**TASK BRIEF**:
According to the Parise lab summary below, which two integrins does the lab map signal transduction pathways for?

**SELECTED TEXT**:
================================

Professor and Chair
Department of Biochemistry & Biophysics
- Cell-surface adhesion proteins.
- Role of integrins and cell signaling in cardiovascular disease and cancer.
The Parise lab studies the roles of adhesion receptors and signaling in several aspects of cardiovascular disease and cancer
Heart attacks, strokes and related thrombotic disorders kill more people each year in the US than any other disease. Circulating platelets, which normally aggregate at sites of vascular injury to prevent blood loss, causes these thrombotic events. Under pathologic conditions, when the blood vessel has formed cholesterol-containing atherosclerotic plaques, these plaques can rupture, causing platelets to aggregate at these sites, potentially completely blocking blood flow. The lab is currently mapping signal transduction pathways that lead to the activation of 2 different integrins, αIIbβ3 and α2β1. The lab is studying both integrin cytoplasmic domain binding proteins (e.g. CIB) as well as small G-proteins (R-Ras and Rap1) to understand how these proteins relay information to these integrins to regulate their activation state.

================================

**INFORMATION SHOWN**:
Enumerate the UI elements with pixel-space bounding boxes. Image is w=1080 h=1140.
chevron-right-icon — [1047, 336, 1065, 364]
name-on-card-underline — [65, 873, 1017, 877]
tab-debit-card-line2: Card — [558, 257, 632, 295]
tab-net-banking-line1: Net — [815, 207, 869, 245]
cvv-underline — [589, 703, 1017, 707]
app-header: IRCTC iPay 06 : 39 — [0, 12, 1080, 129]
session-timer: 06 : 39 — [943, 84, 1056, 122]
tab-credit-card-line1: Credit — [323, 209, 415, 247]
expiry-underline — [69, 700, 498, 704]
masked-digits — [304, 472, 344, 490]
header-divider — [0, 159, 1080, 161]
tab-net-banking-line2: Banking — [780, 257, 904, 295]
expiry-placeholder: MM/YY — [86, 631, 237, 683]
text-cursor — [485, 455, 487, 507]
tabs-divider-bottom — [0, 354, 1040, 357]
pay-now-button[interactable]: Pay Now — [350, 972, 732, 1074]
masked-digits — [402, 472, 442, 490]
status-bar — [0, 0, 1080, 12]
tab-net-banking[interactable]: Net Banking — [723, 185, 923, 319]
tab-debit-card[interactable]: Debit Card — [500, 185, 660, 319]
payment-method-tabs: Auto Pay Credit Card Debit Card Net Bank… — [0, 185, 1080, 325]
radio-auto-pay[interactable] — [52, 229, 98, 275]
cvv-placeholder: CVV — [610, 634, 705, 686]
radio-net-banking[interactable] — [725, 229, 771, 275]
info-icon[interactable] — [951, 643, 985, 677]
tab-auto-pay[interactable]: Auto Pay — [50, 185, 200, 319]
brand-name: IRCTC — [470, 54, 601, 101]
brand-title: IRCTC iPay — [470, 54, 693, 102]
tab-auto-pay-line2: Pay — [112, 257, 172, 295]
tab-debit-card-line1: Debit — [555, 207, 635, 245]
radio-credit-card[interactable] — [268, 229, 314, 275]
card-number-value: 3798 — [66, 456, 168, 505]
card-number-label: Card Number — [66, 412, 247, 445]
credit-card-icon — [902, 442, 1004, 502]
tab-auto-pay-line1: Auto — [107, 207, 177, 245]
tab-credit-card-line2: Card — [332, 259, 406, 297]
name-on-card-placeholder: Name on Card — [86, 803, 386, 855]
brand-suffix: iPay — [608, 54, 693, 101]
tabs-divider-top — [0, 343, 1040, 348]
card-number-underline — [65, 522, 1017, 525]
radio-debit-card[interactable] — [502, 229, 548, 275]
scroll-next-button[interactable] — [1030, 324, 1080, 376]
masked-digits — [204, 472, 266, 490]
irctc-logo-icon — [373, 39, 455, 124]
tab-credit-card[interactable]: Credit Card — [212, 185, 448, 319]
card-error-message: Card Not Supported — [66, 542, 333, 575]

================================

**RESPONSE AREA**:
αIIbβ3 and α2β1.